↓↓↓
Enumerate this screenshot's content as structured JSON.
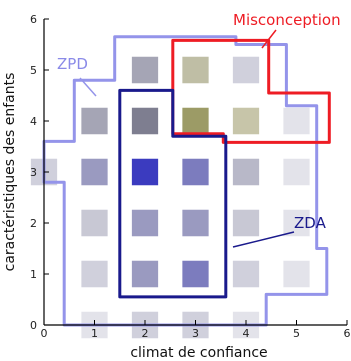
{
  "chart_data": {
    "type": "heatmap",
    "xlabel": "climat de confiance",
    "ylabel": "caractéristiques des enfants",
    "xlim": [
      0,
      6
    ],
    "ylim": [
      0,
      6
    ],
    "x_ticks": [
      "0",
      "1",
      "2",
      "3",
      "4",
      "5",
      "6"
    ],
    "y_ticks": [
      "0",
      "1",
      "2",
      "3",
      "4",
      "5",
      "6"
    ],
    "grid": false,
    "cells": [
      {
        "x": 1,
        "y": 0,
        "color": "#e3e3ea"
      },
      {
        "x": 2,
        "y": 0,
        "color": "#d0d0dc"
      },
      {
        "x": 3,
        "y": 0,
        "color": "#d0d0dc"
      },
      {
        "x": 4,
        "y": 0,
        "color": "#e3e3ea"
      },
      {
        "x": 1,
        "y": 1,
        "color": "#d0d0dc"
      },
      {
        "x": 2,
        "y": 1,
        "color": "#9a9ac0"
      },
      {
        "x": 3,
        "y": 1,
        "color": "#7c7cbe"
      },
      {
        "x": 4,
        "y": 1,
        "color": "#d0d0dc"
      },
      {
        "x": 5,
        "y": 1,
        "color": "#e3e3ea"
      },
      {
        "x": 1,
        "y": 2,
        "color": "#c8c8d4"
      },
      {
        "x": 2,
        "y": 2,
        "color": "#9a9ac0"
      },
      {
        "x": 3,
        "y": 2,
        "color": "#9a9ac0"
      },
      {
        "x": 4,
        "y": 2,
        "color": "#c8c8d4"
      },
      {
        "x": 5,
        "y": 2,
        "color": "#e3e3ea"
      },
      {
        "x": 0,
        "y": 3,
        "color": "#d0d0dc"
      },
      {
        "x": 1,
        "y": 3,
        "color": "#9a9ac0"
      },
      {
        "x": 2,
        "y": 3,
        "color": "#3b3bbf"
      },
      {
        "x": 3,
        "y": 3,
        "color": "#7c7cbe"
      },
      {
        "x": 4,
        "y": 3,
        "color": "#b8b8c8"
      },
      {
        "x": 5,
        "y": 3,
        "color": "#e3e3ea"
      },
      {
        "x": 1,
        "y": 4,
        "color": "#a5a5b5"
      },
      {
        "x": 2,
        "y": 4,
        "color": "#7e7e90"
      },
      {
        "x": 3,
        "y": 4,
        "color": "#9c9b66"
      },
      {
        "x": 4,
        "y": 4,
        "color": "#c7c5a9"
      },
      {
        "x": 5,
        "y": 4,
        "color": "#e3e3ea"
      },
      {
        "x": 2,
        "y": 5,
        "color": "#a5a5b5"
      },
      {
        "x": 3,
        "y": 5,
        "color": "#bfbea5"
      },
      {
        "x": 4,
        "y": 5,
        "color": "#d0d0dc"
      }
    ],
    "regions": [
      {
        "label": "ZPD",
        "color": "#9494ea",
        "path": [
          [
            0.4,
            0.0
          ],
          [
            4.4,
            0.0
          ],
          [
            4.4,
            0.6
          ],
          [
            5.6,
            0.6
          ],
          [
            5.6,
            1.5
          ],
          [
            5.4,
            1.5
          ],
          [
            5.4,
            4.3
          ],
          [
            4.8,
            4.3
          ],
          [
            4.8,
            5.5
          ],
          [
            3.8,
            5.5
          ],
          [
            3.8,
            5.65
          ],
          [
            1.4,
            5.65
          ],
          [
            1.4,
            4.8
          ],
          [
            0.6,
            4.8
          ],
          [
            0.6,
            3.6
          ],
          [
            0.0,
            3.6
          ],
          [
            0.0,
            2.8
          ],
          [
            0.4,
            2.8
          ]
        ]
      },
      {
        "label": "Misconception",
        "color": "#ee1c24",
        "path": [
          [
            2.55,
            5.58
          ],
          [
            4.45,
            5.58
          ],
          [
            4.45,
            4.55
          ],
          [
            5.65,
            4.55
          ],
          [
            5.65,
            3.58
          ],
          [
            3.55,
            3.58
          ],
          [
            3.55,
            3.75
          ],
          [
            2.55,
            3.75
          ]
        ]
      },
      {
        "label": "ZDA",
        "color": "#1a1a8c",
        "path": [
          [
            1.5,
            4.6
          ],
          [
            2.55,
            4.6
          ],
          [
            2.55,
            3.7
          ],
          [
            3.6,
            3.7
          ],
          [
            3.6,
            0.55
          ],
          [
            1.5,
            0.55
          ]
        ]
      }
    ],
    "annotations": [
      "ZPD",
      "Misconception",
      "ZDA"
    ]
  }
}
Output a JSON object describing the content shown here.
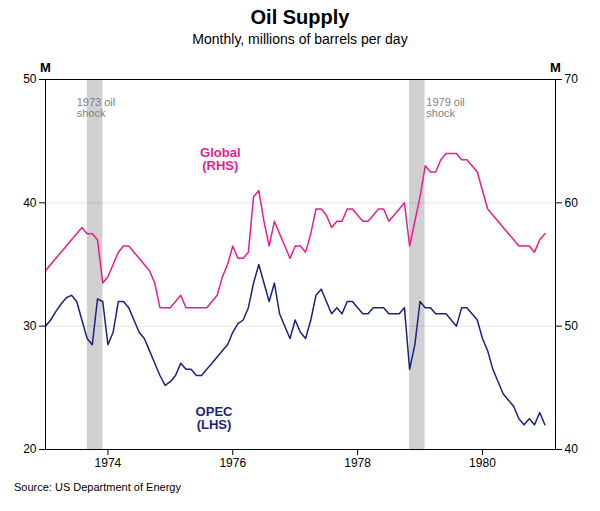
{
  "chart_data": {
    "type": "line",
    "title": "Oil Supply",
    "subtitle": "Monthly, millions of barrels per day",
    "source": "Source: US Department of Energy",
    "ylabel": "M",
    "y2label": "M",
    "xlim": [
      1973.0,
      1981.17
    ],
    "xticks": [
      1974,
      1976,
      1978,
      1980
    ],
    "ylim": [
      20,
      50
    ],
    "yticks": [
      20,
      30,
      40,
      50
    ],
    "y2lim": [
      40,
      70
    ],
    "y2ticks": [
      40,
      50,
      60,
      70
    ],
    "grid": true,
    "x": [
      1973.0,
      1973.083,
      1973.167,
      1973.25,
      1973.333,
      1973.417,
      1973.5,
      1973.583,
      1973.667,
      1973.75,
      1973.833,
      1973.917,
      1974.0,
      1974.083,
      1974.167,
      1974.25,
      1974.333,
      1974.417,
      1974.5,
      1974.583,
      1974.667,
      1974.75,
      1974.833,
      1974.917,
      1975.0,
      1975.083,
      1975.167,
      1975.25,
      1975.333,
      1975.417,
      1975.5,
      1975.583,
      1975.667,
      1975.75,
      1975.833,
      1975.917,
      1976.0,
      1976.083,
      1976.167,
      1976.25,
      1976.333,
      1976.417,
      1976.5,
      1976.583,
      1976.667,
      1976.75,
      1976.833,
      1976.917,
      1977.0,
      1977.083,
      1977.167,
      1977.25,
      1977.333,
      1977.417,
      1977.5,
      1977.583,
      1977.667,
      1977.75,
      1977.833,
      1977.917,
      1978.0,
      1978.083,
      1978.167,
      1978.25,
      1978.333,
      1978.417,
      1978.5,
      1978.583,
      1978.667,
      1978.75,
      1978.833,
      1978.917,
      1979.0,
      1979.083,
      1979.167,
      1979.25,
      1979.333,
      1979.417,
      1979.5,
      1979.583,
      1979.667,
      1979.75,
      1979.833,
      1979.917,
      1980.0,
      1980.083,
      1980.167,
      1980.25,
      1980.333,
      1980.417,
      1980.5,
      1980.583,
      1980.667,
      1980.75,
      1980.833,
      1980.917,
      1981.0
    ],
    "series": [
      {
        "name": "OPEC\n(LHS)",
        "color": "#1a237e",
        "axis": "y",
        "label_x": 1975.7,
        "label_y": 23.5,
        "values": [
          30.0,
          30.5,
          31.2,
          31.8,
          32.3,
          32.5,
          32.0,
          30.5,
          29.0,
          28.5,
          32.2,
          32.0,
          28.5,
          29.5,
          32.0,
          32.0,
          31.5,
          30.5,
          29.5,
          29.0,
          28.0,
          27.0,
          26.0,
          25.2,
          25.5,
          26.0,
          27.0,
          26.5,
          26.5,
          26.0,
          26.0,
          26.5,
          27.0,
          27.5,
          28.0,
          28.5,
          29.5,
          30.2,
          30.5,
          31.5,
          33.5,
          35.0,
          33.5,
          32.0,
          33.5,
          31.0,
          30.0,
          29.0,
          30.5,
          29.5,
          29.0,
          30.5,
          32.5,
          33.0,
          32.0,
          31.0,
          31.5,
          31.0,
          32.0,
          32.0,
          31.5,
          31.0,
          31.0,
          31.5,
          31.5,
          31.5,
          31.0,
          31.0,
          31.0,
          31.5,
          26.5,
          28.5,
          32.0,
          31.5,
          31.5,
          31.0,
          31.0,
          31.0,
          30.5,
          30.0,
          31.5,
          31.5,
          31.0,
          30.5,
          29.0,
          28.0,
          26.5,
          25.5,
          24.5,
          24.0,
          23.5,
          22.5,
          22.0,
          22.5,
          22.0,
          23.0,
          22.0
        ]
      },
      {
        "name": "Global\n(RHS)",
        "color": "#e91e8c",
        "axis": "y2",
        "label_x": 1975.8,
        "label_y": 44.5,
        "values": [
          54.5,
          55.0,
          55.5,
          56.0,
          56.5,
          57.0,
          57.5,
          58.0,
          57.5,
          57.5,
          57.0,
          53.5,
          54.0,
          55.0,
          56.0,
          56.5,
          56.5,
          56.0,
          55.5,
          55.0,
          54.5,
          53.5,
          51.5,
          51.5,
          51.5,
          52.0,
          52.5,
          51.5,
          51.5,
          51.5,
          51.5,
          51.5,
          52.0,
          52.5,
          54.0,
          55.0,
          56.5,
          55.5,
          55.5,
          56.0,
          60.5,
          61.0,
          58.5,
          56.5,
          58.5,
          57.5,
          56.5,
          55.5,
          56.5,
          56.5,
          56.0,
          57.5,
          59.5,
          59.5,
          59.0,
          58.0,
          58.5,
          58.5,
          59.5,
          59.5,
          59.0,
          58.5,
          58.5,
          59.0,
          59.5,
          59.5,
          58.5,
          59.0,
          59.5,
          60.0,
          56.5,
          58.5,
          60.5,
          63.0,
          62.5,
          62.5,
          63.5,
          64.0,
          64.0,
          64.0,
          63.5,
          63.5,
          63.0,
          62.5,
          61.0,
          59.5,
          59.0,
          58.5,
          58.0,
          57.5,
          57.0,
          56.5,
          56.5,
          56.5,
          56.0,
          57.0,
          57.5
        ]
      }
    ],
    "shaded_regions": [
      {
        "x1": 1973.67,
        "x2": 1973.92
      },
      {
        "x1": 1978.83,
        "x2": 1979.08
      }
    ],
    "annotations": [
      {
        "text": "1973 oil\nshock",
        "x": 1973.5,
        "y": 48.5
      },
      {
        "text": "1979 oil\nshock",
        "x": 1979.1,
        "y": 48.5
      }
    ]
  }
}
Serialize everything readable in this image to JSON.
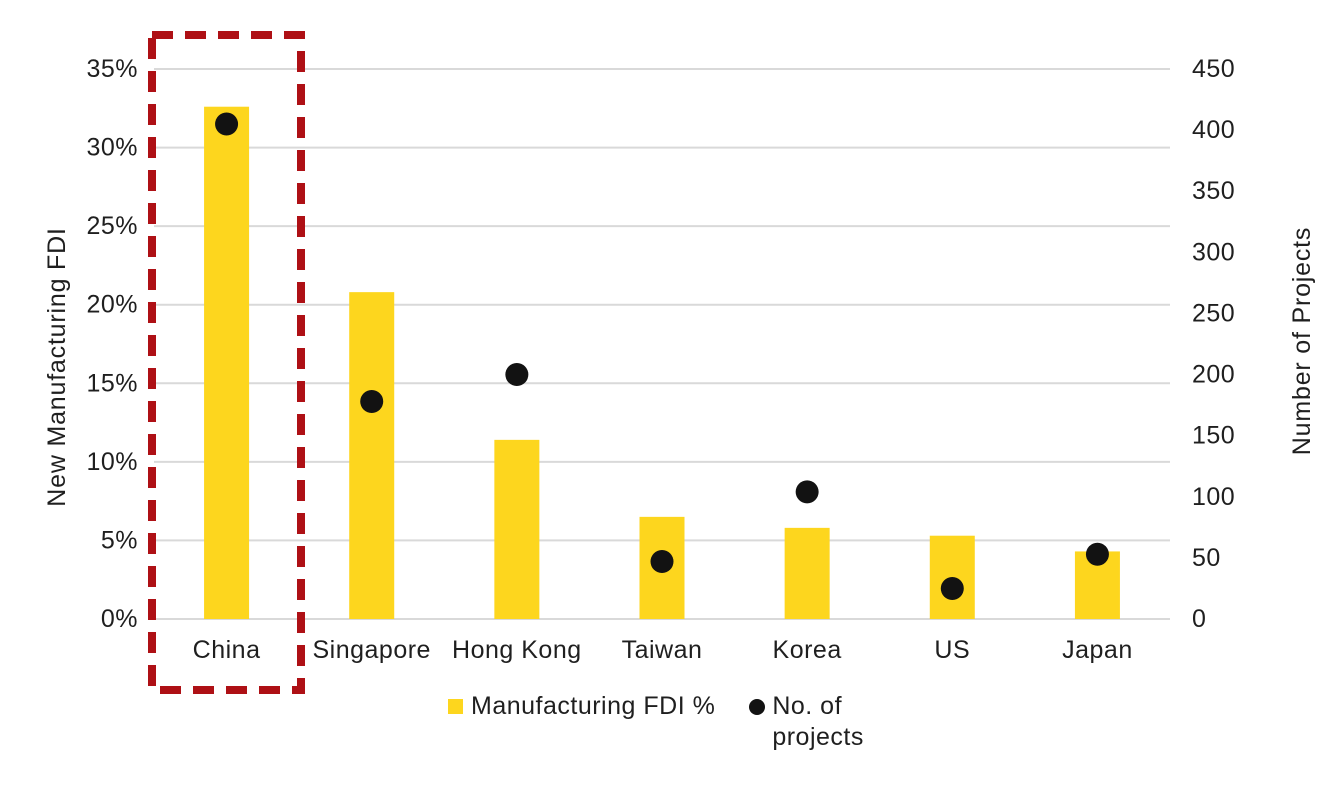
{
  "chart_data": {
    "type": "bar",
    "subtype": "combo bar + scatter with dual y-axes",
    "categories": [
      "China",
      "Singapore",
      "Hong Kong",
      "Taiwan",
      "Korea",
      "US",
      "Japan"
    ],
    "series": [
      {
        "name": "Manufacturing FDI %",
        "type": "bar",
        "axis": "left",
        "unit": "%",
        "values": [
          32.6,
          20.8,
          11.4,
          6.5,
          5.8,
          5.3,
          4.3
        ]
      },
      {
        "name": "No. of projects",
        "type": "scatter",
        "axis": "right",
        "values": [
          405,
          178,
          200,
          47,
          104,
          25,
          53
        ]
      }
    ],
    "left_axis": {
      "title": "New Manufacturing FDI",
      "min": 0,
      "max": 35,
      "tick_labels": [
        "0%",
        "5%",
        "10%",
        "15%",
        "20%",
        "25%",
        "30%",
        "35%"
      ]
    },
    "right_axis": {
      "title": "Number of Projects",
      "min": 0,
      "max": 450,
      "tick_labels": [
        "0",
        "50",
        "100",
        "150",
        "200",
        "250",
        "300",
        "350",
        "400",
        "450"
      ]
    },
    "grid": "horizontal gridlines at every 5% left-axis tick",
    "legend_position": "bottom-center",
    "annotation": {
      "shape": "dashed-rectangle",
      "highlights": "China",
      "color": "#ae1015"
    }
  },
  "legend": {
    "bar_label": "Manufacturing FDI %",
    "dot_label": "No. of projects"
  },
  "colors": {
    "bar": "#fdd61e",
    "dot": "#121212",
    "highlight_box": "#ae1015",
    "gridline": "#d9d9d9",
    "text": "#1f1f1f",
    "background": "#ffffff"
  }
}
↑↑↑
▶ _Exercise_
Extract, from the listing above, every line where the string "this" occurs.

▶ _Answer to the problem_
Enumerate this screenshot's content as structured JSON.
Serialize everything readable in this image to JSON.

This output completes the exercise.